_Problem to work on_
Make an exact copy of the listing below.

——

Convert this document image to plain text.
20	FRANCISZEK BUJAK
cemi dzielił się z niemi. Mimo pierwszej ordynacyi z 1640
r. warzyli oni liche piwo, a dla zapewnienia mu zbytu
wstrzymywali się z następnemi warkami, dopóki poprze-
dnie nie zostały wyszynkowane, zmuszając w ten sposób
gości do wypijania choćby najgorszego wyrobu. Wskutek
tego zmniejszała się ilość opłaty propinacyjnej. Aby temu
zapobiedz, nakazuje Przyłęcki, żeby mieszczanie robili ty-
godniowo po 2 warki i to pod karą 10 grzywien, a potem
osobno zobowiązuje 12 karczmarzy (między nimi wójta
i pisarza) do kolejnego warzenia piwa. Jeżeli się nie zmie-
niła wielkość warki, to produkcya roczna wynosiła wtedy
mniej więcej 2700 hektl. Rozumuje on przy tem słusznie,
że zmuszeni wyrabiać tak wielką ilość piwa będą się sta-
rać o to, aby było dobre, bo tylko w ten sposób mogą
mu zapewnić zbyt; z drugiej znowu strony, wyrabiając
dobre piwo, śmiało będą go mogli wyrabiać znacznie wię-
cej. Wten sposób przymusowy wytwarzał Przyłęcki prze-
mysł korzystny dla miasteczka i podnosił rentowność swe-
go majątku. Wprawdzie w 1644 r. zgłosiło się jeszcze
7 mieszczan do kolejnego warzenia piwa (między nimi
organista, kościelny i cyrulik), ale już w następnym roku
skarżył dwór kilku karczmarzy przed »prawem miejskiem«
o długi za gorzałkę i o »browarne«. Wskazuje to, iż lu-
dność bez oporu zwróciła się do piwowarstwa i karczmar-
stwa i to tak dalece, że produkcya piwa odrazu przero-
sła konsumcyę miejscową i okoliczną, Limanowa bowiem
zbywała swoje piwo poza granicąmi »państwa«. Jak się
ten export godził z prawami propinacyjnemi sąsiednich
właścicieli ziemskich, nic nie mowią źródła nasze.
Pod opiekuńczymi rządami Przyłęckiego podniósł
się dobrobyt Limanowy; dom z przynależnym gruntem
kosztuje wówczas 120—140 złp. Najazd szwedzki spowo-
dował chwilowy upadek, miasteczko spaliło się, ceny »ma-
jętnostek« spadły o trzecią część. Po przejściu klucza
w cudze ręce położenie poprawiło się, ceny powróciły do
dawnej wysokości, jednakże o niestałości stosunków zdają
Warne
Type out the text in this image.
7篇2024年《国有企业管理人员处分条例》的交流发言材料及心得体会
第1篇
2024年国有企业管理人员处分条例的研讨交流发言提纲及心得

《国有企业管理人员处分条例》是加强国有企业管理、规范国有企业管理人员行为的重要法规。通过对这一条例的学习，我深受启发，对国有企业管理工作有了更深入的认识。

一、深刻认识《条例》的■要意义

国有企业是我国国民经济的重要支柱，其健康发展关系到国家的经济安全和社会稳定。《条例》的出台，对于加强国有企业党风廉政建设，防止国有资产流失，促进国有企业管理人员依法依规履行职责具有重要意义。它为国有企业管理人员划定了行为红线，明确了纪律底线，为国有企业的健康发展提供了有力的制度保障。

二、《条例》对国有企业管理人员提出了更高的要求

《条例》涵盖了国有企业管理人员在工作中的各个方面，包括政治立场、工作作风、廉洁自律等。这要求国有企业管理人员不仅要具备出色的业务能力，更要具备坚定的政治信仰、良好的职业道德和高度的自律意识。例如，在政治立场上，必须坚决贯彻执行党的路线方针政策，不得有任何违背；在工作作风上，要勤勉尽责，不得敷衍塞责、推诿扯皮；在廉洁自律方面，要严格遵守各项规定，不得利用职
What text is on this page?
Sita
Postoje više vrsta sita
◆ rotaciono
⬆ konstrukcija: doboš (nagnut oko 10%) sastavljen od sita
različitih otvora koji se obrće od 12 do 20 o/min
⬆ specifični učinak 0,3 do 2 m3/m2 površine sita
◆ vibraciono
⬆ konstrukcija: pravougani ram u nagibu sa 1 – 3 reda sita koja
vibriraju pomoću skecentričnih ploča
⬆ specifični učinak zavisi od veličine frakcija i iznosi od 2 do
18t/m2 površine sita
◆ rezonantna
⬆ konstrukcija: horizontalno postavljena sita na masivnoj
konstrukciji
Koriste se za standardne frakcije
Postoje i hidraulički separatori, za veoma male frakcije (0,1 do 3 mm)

——

_Exercise output_
Convert this document image to plain text.
20	FRANCISZEK BUJAK
cemi dzielił się z niemi. Mimo pierwszej ordynacyi z 1640
r. warzyli oni liche piwo, a dla zapewnienia mu zbytu
wstrzymywali się z następnemi warkami, dopóki poprze-
dnie nie zostały wyszynkowane, zmuszając w ten sposób
gości do wypijania choćby najgorszego wyrobu. Wskutek
tego zmniejszała się ilość opłaty propinacyjnej. Aby temu
zapobiedz, nakazuje Przyłęcki, żeby mieszczanie robili ty-
godniowo po 2 warki i to pod karą 10 grzywien, a potem
osobno zobowiązuje 12 karczmarzy (między nimi wójta
i pisarza) do kolejnego warzenia piwa. Jeżeli się nie zmie-
niła wielkość warki, to produkcya roczna wynosiła wtedy
mniej więcej 2700 hektl. Rozumuje on przy tem słusznie,
że zmuszeni wyrabiać tak wielką ilość piwa będą się sta-
rać o to, aby było dobre, bo tylko w ten sposób mogą
mu zapewnić zbyt; z drugiej znowu strony, wyrabiając
dobre piwo, śmiało będą go mogli wyrabiać znacznie wię-
cej. Wten sposób przymusowy wytwarzał Przyłęcki prze-
mysł korzystny dla miasteczka i podnosił rentowność swe-
go majątku. Wprawdzie w 1644 r. zgłosiło się jeszcze
7 mieszczan do kolejnego warzenia piwa (między nimi
organista, kościelny i cyrulik), ale już w następnym roku
skarżył dwór kilku karczmarzy przed »prawem miejskiem«
o długi za gorzałkę i o »browarne«. Wskazuje to, iż lu-
dność bez oporu zwróciła się do piwowarstwa i karczmar-
stwa i to tak dalece, że produkcya piwa odrazu przero-
sła konsumcyę miejscową i okoliczną, Limanowa bowiem
zbywała swoje piwo poza granicąmi »państwa«. Jak się
ten export godził z prawami propinacyjnemi sąsiednich
właścicieli ziemskich, nic nie mowią źródła nasze.
Pod opiekuńczymi rządami Przyłęckiego podniósł
się dobrobyt Limanowy; dom z przynależnym gruntem
kosztuje wówczas 120—140 złp. Najazd szwedzki spowo-
dował chwilowy upadek, miasteczko spaliło się, ceny »ma-
jętnostek« spadły o trzecią część. Po przejściu klucza
w cudze ręce położenie poprawiło się, ceny powróciły do
dawnej wysokości, jednakże o niestałości stosunków zdają
Warne
Type out the text in this image.
7篇2024年《国有企业管理人员处分条例》的交流发言材料及心得体会
第1篇
2024年国有企业管理人员处分条例的研讨交流发言提纲及心得

《国有企业管理人员处分条例》是加强国有企业管理、规范国有企业管理人员行为的重要法规。通过对这一条例的学习，我深受启发，对国有企业管理工作有了更深入的认识。

一、深刻认识《条例》的■要意义

国有企业是我国国民经济的重要支柱，其健康发展关系到国家的经济安全和社会稳定。《条例》的出台，对于加强国有企业党风廉政建设，防止国有资产流失，促进国有企业管理人员依法依规履行职责具有重要意义。它为国有企业管理人员划定了行为红线，明确了纪律底线，为国有企业的健康发展提供了有力的制度保障。

二、《条例》对国有企业管理人员提出了更高的要求

《条例》涵盖了国有企业管理人员在工作中的各个方面，包括政治立场、工作作风、廉洁自律等。这要求国有企业管理人员不仅要具备出色的业务能力，更要具备坚定的政治信仰、良好的职业道德和高度的自律意识。例如，在政治立场上，必须坚决贯彻执行党的路线方针政策，不得有任何违背；在工作作风上，要勤勉尽责，不得敷衍塞责、推诿扯皮；在廉洁自律方面，要严格遵守各项规定，不得利用职
What text is on this page?
Sita
Postoje više vrsta sita
◆ rotaciono
⬆ konstrukcija: doboš (nagnut oko 10%) sastavljen od sita
različitih otvora koji se obrće od 12 do 20 o/min
⬆ specifični učinak 0,3 do 2 m3/m2 površine sita
◆ vibraciono
⬆ konstrukcija: pravougani ram u nagibu sa 1 – 3 reda sita koja
vibriraju pomoću skecentričnih ploča
⬆ specifični učinak zavisi od veličine frakcija i iznosi od 2 do
18t/m2 površine sita
◆ rezonantna
⬆ konstrukcija: horizontalno postavljena sita na masivnoj
konstrukciji
Koriste se za standardne frakcije
Postoje i hidraulički separatori, za veoma male frakcije (0,1 do 3 mm)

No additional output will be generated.